*Excerpted data:*
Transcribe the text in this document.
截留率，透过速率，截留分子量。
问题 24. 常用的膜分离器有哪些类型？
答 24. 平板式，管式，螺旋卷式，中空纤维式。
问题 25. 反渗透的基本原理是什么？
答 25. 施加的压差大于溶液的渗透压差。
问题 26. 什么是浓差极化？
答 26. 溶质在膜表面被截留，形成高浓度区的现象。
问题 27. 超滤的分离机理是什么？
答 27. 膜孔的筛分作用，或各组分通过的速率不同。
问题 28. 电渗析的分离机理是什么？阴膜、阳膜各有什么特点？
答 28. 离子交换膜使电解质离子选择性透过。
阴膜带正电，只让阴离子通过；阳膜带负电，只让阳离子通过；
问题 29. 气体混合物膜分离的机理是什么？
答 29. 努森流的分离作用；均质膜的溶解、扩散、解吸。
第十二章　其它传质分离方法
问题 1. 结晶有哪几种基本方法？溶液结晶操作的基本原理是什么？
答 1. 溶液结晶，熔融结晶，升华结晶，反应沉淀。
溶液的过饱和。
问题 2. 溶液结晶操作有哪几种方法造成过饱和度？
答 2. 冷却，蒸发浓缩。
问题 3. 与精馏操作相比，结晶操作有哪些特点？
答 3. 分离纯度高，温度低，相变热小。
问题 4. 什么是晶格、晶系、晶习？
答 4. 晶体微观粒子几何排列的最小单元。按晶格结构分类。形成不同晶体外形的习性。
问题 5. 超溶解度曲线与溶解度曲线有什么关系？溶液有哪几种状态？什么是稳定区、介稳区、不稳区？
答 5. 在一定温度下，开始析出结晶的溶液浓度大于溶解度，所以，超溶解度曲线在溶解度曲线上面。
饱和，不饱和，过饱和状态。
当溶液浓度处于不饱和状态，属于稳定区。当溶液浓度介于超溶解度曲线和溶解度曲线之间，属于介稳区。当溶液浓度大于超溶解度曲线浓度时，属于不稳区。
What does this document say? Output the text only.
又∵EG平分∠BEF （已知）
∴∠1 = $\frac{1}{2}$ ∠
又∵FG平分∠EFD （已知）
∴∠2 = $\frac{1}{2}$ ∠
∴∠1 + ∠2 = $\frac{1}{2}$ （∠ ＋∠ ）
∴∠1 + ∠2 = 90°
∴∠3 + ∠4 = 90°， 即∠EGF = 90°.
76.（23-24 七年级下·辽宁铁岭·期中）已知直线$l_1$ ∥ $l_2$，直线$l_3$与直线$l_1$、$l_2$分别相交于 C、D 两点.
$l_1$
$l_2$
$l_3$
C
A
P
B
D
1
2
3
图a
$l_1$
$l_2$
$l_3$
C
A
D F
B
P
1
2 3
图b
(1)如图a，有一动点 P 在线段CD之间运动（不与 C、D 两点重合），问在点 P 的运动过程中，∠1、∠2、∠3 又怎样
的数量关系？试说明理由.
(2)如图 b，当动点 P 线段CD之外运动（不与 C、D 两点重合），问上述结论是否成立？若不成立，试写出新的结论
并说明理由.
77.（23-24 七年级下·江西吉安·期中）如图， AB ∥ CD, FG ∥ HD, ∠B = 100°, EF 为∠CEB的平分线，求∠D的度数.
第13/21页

*Given exercise:* The full set of records should be duplicated exactly.

*Result of this exercise:*
Transcribe the text in this document.
截留率，透过速率，截留分子量。
问题 24. 常用的膜分离器有哪些类型？
答 24. 平板式，管式，螺旋卷式，中空纤维式。
问题 25. 反渗透的基本原理是什么？
答 25. 施加的压差大于溶液的渗透压差。
问题 26. 什么是浓差极化？
答 26. 溶质在膜表面被截留，形成高浓度区的现象。
问题 27. 超滤的分离机理是什么？
答 27. 膜孔的筛分作用，或各组分通过的速率不同。
问题 28. 电渗析的分离机理是什么？阴膜、阳膜各有什么特点？
答 28. 离子交换膜使电解质离子选择性透过。
阴膜带正电，只让阴离子通过；阳膜带负电，只让阳离子通过；
问题 29. 气体混合物膜分离的机理是什么？
答 29. 努森流的分离作用；均质膜的溶解、扩散、解吸。
第十二章　其它传质分离方法
问题 1. 结晶有哪几种基本方法？溶液结晶操作的基本原理是什么？
答 1. 溶液结晶，熔融结晶，升华结晶，反应沉淀。
溶液的过饱和。
问题 2. 溶液结晶操作有哪几种方法造成过饱和度？
答 2. 冷却，蒸发浓缩。
问题 3. 与精馏操作相比，结晶操作有哪些特点？
答 3. 分离纯度高，温度低，相变热小。
问题 4. 什么是晶格、晶系、晶习？
答 4. 晶体微观粒子几何排列的最小单元。按晶格结构分类。形成不同晶体外形的习性。
问题 5. 超溶解度曲线与溶解度曲线有什么关系？溶液有哪几种状态？什么是稳定区、介稳区、不稳区？
答 5. 在一定温度下，开始析出结晶的溶液浓度大于溶解度，所以，超溶解度曲线在溶解度曲线上面。
饱和，不饱和，过饱和状态。
当溶液浓度处于不饱和状态，属于稳定区。当溶液浓度介于超溶解度曲线和溶解度曲线之间，属于介稳区。当溶液浓度大于超溶解度曲线浓度时，属于不稳区。
What does this document say? Output the text only.
又∵EG平分∠BEF （已知）
∴∠1 = $\frac{1}{2}$ ∠
又∵FG平分∠EFD （已知）
∴∠2 = $\frac{1}{2}$ ∠
∴∠1 + ∠2 = $\frac{1}{2}$ （∠ ＋∠ ）
∴∠1 + ∠2 = 90°
∴∠3 + ∠4 = 90°， 即∠EGF = 90°.
76.（23-24 七年级下·辽宁铁岭·期中）已知直线$l_1$ ∥ $l_2$，直线$l_3$与直线$l_1$、$l_2$分别相交于 C、D 两点.
$l_1$
$l_2$
$l_3$
C
A
P
B
D
1
2
3
图a
$l_1$
$l_2$
$l_3$
C
A
D F
B
P
1
2 3
图b
(1)如图a，有一动点 P 在线段CD之间运动（不与 C、D 两点重合），问在点 P 的运动过程中，∠1、∠2、∠3 又怎样
的数量关系？试说明理由.
(2)如图 b，当动点 P 线段CD之外运动（不与 C、D 两点重合），问上述结论是否成立？若不成立，试写出新的结论
并说明理由.
77.（23-24 七年级下·江西吉安·期中）如图， AB ∥ CD, FG ∥ HD, ∠B = 100°, EF 为∠CEB的平分线，求∠D的度数.
第13/21页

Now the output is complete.